-------- Texte

Le nucléaire est à la peine en France et avec lui, les pro-nucléaires. Comme la meilleure défense est encore l’attaque, ils accusent les écologistes (auxquels ils réduisent les anti-nucléaires) d’être la cause des problèmes rencontrés par les réacteurs d’EDF dont l’arrêt se prolonge. Comme si les écologistes étaient responsables des corrosions sous contraintes, des problèmes de planning, etc. ! Ils les accusent d’être responsables de l’absence de développement de la filière. Ce serait à cause d’eux qu’un seul réacteur a été construit depuis des années. Mais lorsque l’on constate que ce seul réacteur accuse douze ans de retard pour sa mise en service avec un dérapage des coûts passant de 2 milliard à plus de 12,4 milliards d'euros, soit une hausse de 265 % du prix initial, on comprend pourquoi il n’y en a eu qu’un seul !  Et là aussi, les écologistes n’y sont pour rien !
En fait, la spécificité des écologistes français c’est de n’avoir jamais été capables d’empêcher la nucléarisation à marche forcée de la production d’électricité et de n’avoir pu par la suite qu’influer à la marge sur son développement quoi que puissent dire les technocrates du nucléaire et leurs groupies.

Dès les années 1980, leur échec était patent. Voici le constat que faisaient dans un ouvrage paru cette année-là J. P. Faivret, J. L. Missika et D. Wolton « La mobilisation en cours n’a pas réussi à empêcher que notre pays soit le seul à définir un programme aussi rapide de basculement sur l’électricité nucléaire ; qu’il soit le seul à mettre en œuvre des technologies peu expérimentées comme celle des surgénérateurs ; qu’il soit un des seuls à accepter non seulement de stocker les déchets radioactifs mais encore de vendre son territoire pour accueillir les déchets des pays qui ne veulent pas prendre ce risque (Suède, Japon, etc.) ? Le message n’est pas bien passé et le rapport de force nettement moins bon que dans d’autres nations. Rien n’a été obtenu pour une démocratisation des choix : les régions n’ont pas leur mot à dire sur les implantations de centrales, les communes tout juste. Aucun moratoire n’est en vue, même si ce thème a été repris par des forces politiques traditionnelles. Comparé à l’Allemagne, où les écologistes ont obtenu des succès spectaculaires contre les projets du gouvernement, comparé à l’Autriche, où le nucléaire a été suspendu, le mouvement écologiste français fait figure de parent pauvre. Même dans le domaine de la simple information du public, rien ou presque n’a été obtenu depuis » (L'illusion écologique, p. 69 – 70). On ne peut trouver constat plus accablant !

La vérité est donc que pendant longtemps, les gouvernements et les industriels ont eu toute latitude pour développer la filière, quasiment sans aucun contrôle et avec personne pour leur mettre des bâtons dans les roues. Par la suite, les développements des CLI (Commission locale d'information), la constitution d’autorités indépendantes de contrôle – ASN (Autorité de sûreté nucléaire), IRSN (Institut de radioprotection et de sureté nucléaire)  – n’ont pas bridé l’électronucléaire, mais ont permis une meilleure transparence et un accroissement non négligeable de la sureté, le contrôleur n’étant plus le contrôlé.

----------------
-------- Lignes de données

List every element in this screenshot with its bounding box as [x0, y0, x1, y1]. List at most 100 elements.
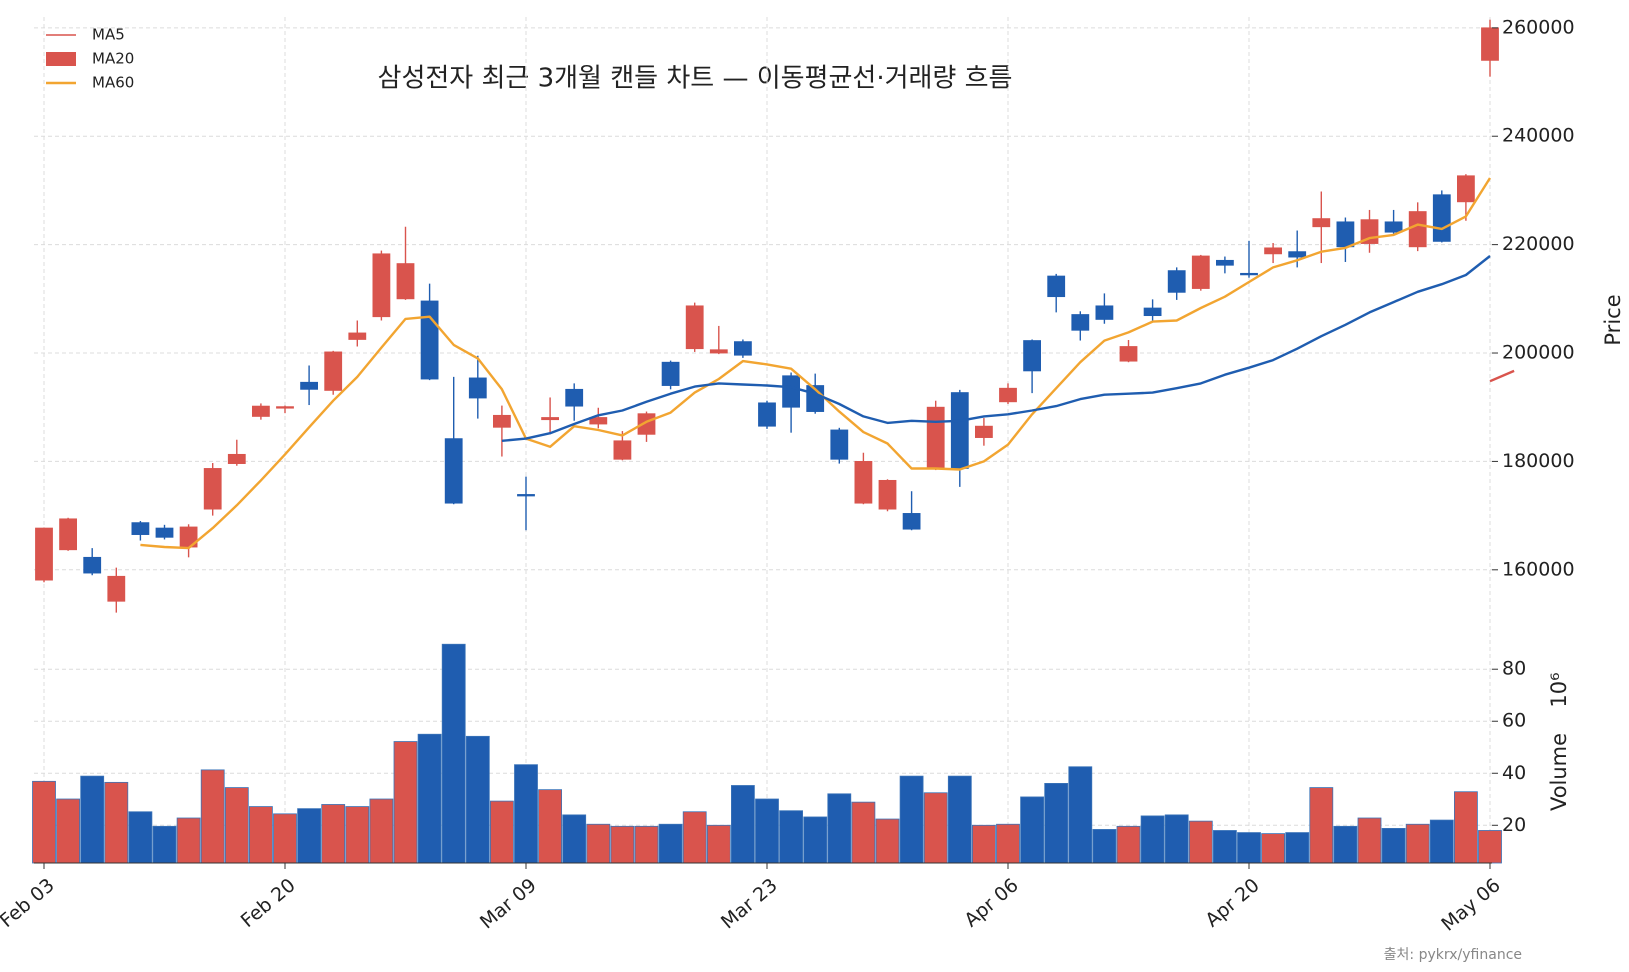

----------------

§ Consignes
1. Recopiez sans aucune modification le passage du texte sur le nucléaire en France qui s'ouvre sur les mots contenant « Le nucléaire est » et se clôt sur « pour rien ! ».
2. Poursuivez la rédaction du texte sur le nucléaire en France à la suite de sa dernière phrase.

§ Réponses par consigne
1.
Le nucléaire est à la peine en France et avec lui, les pro-nucléaires. Comme la meilleure défense est encore l’attaque, ils accusent les écologistes (auxquels ils réduisent les anti-nucléaires) d’être la cause des problèmes rencontrés par les réacteurs d’EDF dont l’arrêt se prolonge. Comme si les écologistes étaient responsables des corrosions sous contraintes, des problèmes de planning, etc. ! Ils les accusent d’être responsables de l’absence de développement de la filière. Ce serait à cause d’eux qu’un seul réacteur a été construit depuis des années. Mais lorsque l’on constate que ce seul réacteur accuse douze ans de retard pour sa mise en service avec un dérapage des coûts passant de 2 milliard à plus de 12,4 milliards d'euros, soit une hausse de 265 % du prix initial, on comprend pourquoi il n’y en a eu qu’un seul !  Et là aussi, les écologistes n’y sont pour rien !

2.
Ce qui a freiné l’expansion du nucléaire civil mais ne l’a pas remis en cause, du moins en France, ce sont les catastrophes de Tchernobyl et de Fukushima. Tandis que ce fut le cas, en Allemagne, en Autriche et en Italie. 

Ce qui lui a permis de redorer son blason, c’est le réchauffement climatique ou plus précisément, la théorie du réchauffement climatique d’origine anthropique causé par les émissions de CO2 dues à la combustion d’énergie fossiles. C’est ainsi qu’on a vu naître des associations de nucléocrates qui se sont posées en défenseur du climat comme « Sauver le climat » (sic !) où les nucléocrates retraités ou non d’EDF sont en nombre. Cette théorie prétendue consensuelle est pain béni pour les nucléocrates d’autant que les média et certains scientifiques pas toujours climatologues ou physiciens en rajoutent sur « l’Urgence climatique »

Le CEA(Centre d'énergie atomique) quant à lui a réussi une quasi OPA sur la climatologie française. Presque  tous les Français qui ont collaboré aux rapports du GIEC sont issus du laboratoire du CEA « Institut Pierre-Simon-Laplace » et des six laboratoires satellites qui ont été fédérés autour de lui (Laboratoire Atmosphères, Milieux, Observations Spatiales LATMOS, Laboratoire des sciences du climat et de l'environnement- LSCE, Laboratoire de Physique Moléculaire pour l'Atmosphère et l'Astrophysique, LPMAA, Laboratoire d'Océanographie et du Climat : Expérimentation et Approches Numériques, LOCEAN, Laboratoire de Météorologie Dynamique-LMD, Laboratoire Interuniversitaire des Systèmes Atmosphériques-LISA  selon le recensement établi sur le site « Les deux ailes.com »). Ceux qui, en France n’admettent pas la théorie du réchauffement climatique induit par les émissions de CO2 anthropique et ses conséquences catastrophiques sont marginalisés, accusés de conflit d’intérêt, leurs crédits de recherche coupés, leurs possibilités de publier réduites : c’est le fameux consensus que défendent aussi les écologistes ! En France il sert à  faire taire les voix discordantes.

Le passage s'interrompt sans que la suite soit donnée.